### The request
Where a line of the material contains the string "JUST", copy that line.

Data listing
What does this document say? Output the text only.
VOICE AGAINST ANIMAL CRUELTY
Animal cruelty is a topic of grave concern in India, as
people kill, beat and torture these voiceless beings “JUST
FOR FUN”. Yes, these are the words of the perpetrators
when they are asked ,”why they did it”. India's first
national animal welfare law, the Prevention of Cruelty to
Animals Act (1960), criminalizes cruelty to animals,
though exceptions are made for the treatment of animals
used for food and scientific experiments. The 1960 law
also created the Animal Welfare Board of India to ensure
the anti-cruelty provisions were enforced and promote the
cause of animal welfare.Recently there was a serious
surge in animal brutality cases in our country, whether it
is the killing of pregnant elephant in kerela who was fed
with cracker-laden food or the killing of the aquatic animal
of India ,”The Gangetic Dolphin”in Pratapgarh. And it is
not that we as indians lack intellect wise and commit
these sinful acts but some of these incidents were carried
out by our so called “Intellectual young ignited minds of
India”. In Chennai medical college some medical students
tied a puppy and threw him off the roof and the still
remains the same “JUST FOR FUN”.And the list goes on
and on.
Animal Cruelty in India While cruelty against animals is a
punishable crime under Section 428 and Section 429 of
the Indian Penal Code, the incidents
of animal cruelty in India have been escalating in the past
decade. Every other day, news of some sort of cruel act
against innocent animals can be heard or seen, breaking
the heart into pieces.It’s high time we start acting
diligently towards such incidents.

### In response
people kill, beat and torture these voiceless beings “JUST
remains the same “JUST FOR FUN”.And the list goes on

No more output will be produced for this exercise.